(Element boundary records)
►

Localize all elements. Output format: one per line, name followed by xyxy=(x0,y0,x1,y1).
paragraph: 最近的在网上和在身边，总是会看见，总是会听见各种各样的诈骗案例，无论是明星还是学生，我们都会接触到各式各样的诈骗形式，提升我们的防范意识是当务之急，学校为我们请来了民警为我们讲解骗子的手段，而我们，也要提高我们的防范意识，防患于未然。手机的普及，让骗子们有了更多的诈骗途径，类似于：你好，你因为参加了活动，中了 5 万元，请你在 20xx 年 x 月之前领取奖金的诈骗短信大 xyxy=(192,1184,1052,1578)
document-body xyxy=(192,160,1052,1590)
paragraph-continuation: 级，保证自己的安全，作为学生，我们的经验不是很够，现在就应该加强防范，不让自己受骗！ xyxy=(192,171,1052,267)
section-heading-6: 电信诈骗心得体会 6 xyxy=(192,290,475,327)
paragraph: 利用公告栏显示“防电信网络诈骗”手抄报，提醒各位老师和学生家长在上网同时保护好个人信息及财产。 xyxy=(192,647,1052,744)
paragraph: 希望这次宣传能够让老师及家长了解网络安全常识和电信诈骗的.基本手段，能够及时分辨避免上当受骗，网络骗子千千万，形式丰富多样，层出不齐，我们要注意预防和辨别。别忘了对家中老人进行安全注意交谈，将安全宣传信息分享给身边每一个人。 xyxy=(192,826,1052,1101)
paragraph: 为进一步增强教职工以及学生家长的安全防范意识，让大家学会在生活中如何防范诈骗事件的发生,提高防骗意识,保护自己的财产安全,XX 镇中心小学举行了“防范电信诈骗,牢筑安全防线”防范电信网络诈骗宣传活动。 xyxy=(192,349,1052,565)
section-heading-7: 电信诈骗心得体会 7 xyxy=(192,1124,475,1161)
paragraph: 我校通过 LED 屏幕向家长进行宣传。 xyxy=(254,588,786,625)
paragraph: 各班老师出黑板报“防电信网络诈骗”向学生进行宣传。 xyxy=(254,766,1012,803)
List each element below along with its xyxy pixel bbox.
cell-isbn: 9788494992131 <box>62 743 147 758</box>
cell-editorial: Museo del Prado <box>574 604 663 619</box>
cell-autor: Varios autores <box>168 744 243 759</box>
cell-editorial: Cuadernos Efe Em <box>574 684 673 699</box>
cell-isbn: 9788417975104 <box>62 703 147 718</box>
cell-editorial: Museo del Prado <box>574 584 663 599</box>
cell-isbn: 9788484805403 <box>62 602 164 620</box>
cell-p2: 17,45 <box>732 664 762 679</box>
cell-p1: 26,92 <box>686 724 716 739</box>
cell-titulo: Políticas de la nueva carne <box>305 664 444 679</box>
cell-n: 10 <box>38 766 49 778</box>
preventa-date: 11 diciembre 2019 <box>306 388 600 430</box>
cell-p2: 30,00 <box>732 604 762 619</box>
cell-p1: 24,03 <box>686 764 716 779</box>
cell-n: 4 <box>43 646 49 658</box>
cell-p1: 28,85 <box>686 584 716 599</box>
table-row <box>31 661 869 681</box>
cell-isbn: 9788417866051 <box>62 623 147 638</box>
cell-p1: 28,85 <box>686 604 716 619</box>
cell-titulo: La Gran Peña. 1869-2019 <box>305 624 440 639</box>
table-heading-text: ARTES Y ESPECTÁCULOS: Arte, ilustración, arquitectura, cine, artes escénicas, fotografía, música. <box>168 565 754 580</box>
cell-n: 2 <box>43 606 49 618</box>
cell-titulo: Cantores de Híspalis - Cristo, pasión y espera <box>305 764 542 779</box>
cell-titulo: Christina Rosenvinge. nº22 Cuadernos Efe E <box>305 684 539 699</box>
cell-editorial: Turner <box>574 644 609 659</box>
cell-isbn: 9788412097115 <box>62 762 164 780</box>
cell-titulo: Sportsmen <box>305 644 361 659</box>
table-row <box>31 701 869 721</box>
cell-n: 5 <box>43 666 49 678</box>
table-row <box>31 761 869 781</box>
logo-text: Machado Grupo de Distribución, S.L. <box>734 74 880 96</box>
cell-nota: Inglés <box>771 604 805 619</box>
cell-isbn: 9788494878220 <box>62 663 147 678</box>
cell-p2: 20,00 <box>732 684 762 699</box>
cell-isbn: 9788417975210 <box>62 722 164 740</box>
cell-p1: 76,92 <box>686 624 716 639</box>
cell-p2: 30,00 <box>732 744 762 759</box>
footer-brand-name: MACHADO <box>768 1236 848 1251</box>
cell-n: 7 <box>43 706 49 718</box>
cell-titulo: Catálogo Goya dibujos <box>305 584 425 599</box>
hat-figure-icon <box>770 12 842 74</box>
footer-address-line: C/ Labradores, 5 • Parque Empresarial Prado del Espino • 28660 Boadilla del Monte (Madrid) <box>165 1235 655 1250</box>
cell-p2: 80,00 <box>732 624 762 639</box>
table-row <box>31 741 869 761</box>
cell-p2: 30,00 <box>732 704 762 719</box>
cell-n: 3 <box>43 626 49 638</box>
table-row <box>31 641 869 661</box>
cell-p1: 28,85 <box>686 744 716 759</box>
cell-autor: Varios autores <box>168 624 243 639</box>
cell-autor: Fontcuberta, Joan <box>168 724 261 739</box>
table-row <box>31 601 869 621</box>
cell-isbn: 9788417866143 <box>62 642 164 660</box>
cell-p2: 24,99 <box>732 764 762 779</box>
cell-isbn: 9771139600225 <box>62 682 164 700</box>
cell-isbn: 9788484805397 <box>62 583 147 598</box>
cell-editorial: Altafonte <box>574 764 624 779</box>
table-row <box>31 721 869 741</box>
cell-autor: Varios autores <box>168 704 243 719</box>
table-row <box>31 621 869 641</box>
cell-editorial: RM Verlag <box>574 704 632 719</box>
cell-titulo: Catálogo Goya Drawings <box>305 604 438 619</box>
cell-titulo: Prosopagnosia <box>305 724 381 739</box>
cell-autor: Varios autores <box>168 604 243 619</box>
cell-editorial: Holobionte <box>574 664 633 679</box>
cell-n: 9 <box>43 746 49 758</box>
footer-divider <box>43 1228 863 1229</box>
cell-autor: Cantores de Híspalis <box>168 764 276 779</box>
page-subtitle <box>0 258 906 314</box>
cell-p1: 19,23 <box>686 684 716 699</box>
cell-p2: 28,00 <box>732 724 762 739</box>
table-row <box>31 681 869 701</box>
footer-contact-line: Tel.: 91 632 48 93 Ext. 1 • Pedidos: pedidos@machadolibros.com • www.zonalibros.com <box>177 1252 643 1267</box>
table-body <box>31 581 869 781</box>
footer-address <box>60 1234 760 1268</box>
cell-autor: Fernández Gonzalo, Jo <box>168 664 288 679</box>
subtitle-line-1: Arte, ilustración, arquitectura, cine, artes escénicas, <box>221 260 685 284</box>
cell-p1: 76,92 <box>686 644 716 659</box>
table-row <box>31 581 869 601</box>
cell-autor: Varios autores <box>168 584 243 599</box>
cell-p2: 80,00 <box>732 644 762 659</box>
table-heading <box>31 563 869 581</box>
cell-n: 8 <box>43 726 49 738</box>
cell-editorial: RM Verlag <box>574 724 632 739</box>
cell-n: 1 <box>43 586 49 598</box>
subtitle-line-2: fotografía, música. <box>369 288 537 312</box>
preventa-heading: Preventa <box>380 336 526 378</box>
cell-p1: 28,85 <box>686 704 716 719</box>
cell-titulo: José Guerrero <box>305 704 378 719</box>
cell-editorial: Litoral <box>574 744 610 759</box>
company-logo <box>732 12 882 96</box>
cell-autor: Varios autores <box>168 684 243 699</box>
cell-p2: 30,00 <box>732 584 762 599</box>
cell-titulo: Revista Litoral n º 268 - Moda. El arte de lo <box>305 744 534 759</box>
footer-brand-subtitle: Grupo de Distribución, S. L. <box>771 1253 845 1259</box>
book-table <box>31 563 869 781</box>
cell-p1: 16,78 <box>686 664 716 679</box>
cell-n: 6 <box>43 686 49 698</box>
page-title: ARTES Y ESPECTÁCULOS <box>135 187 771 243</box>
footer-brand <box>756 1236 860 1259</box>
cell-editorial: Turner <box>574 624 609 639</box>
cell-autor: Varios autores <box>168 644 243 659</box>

◄

## What is asked
Edit the records from their first line through the line containing "x 月之前领取奖金的诈骗短信大 xyxy=(192,1184,1052,1578)", replacing "Output format" with "Required format" and leaving everything else unchanged. Return only those lines.

## Written solution
Localize all elements. Required format: one per line, name followed by xyxy=(x0,y0,x1,y1).
paragraph: 最近的在网上和在身边，总是会看见，总是会听见各种各样的诈骗案例，无论是明星还是学生，我们都会接触到各式各样的诈骗形式，提升我们的防范意识是当务之急，学校为我们请来了民警为我们讲解骗子的手段，而我们，也要提高我们的防范意识，防患于未然。手机的普及，让骗子们有了更多的诈骗途径，类似于：你好，你因为参加了活动，中了 5 万元，请你在 20xx 年 x 月之前领取奖金的诈骗短信大 xyxy=(192,1184,1052,1578)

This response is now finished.